→ Written request:
Which lines in the records below contain the word "Office"? Copy each of them.

→ Working data:
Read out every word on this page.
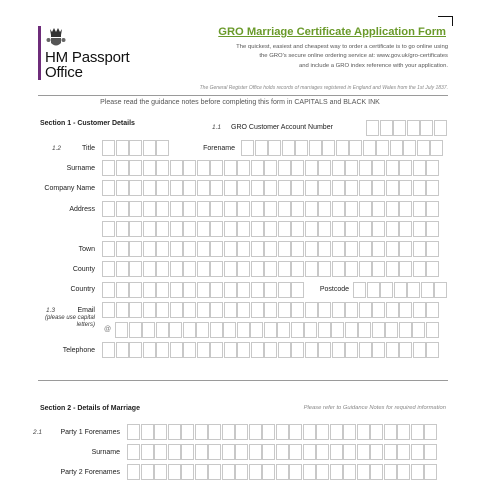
HM Passport
Office
GRO Marriage Certificate Application Form
The quickest, easiest and cheapest way to order a certificate is to go online using
the GRO's secure online ordering service at: www.gov.uk/gro-certificates
and include a GRO index reference with your application.
The General Register Office holds records of marriages registered in England and Wales from the 1st July 1837.
Please read the guidance notes before completing this form in CAPITALS and BLACK INK
Section 1 - Customer Details
1.1 GRO Customer Account Number
1.2	Title	Forename
Surname
Company Name
Address
Town
County
Country	Postcode
1.3	Email
(please use capital
letters)
@
Telephone
Section 2 - Details of Marriage	Please refer to Guidance Notes for required information
2.1	Party 1 Forenames
Surname
Party 2 Forenames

→ The result:
Office
The General Register Office holds records of marriages registered in England and Wales from the 1st July 1837.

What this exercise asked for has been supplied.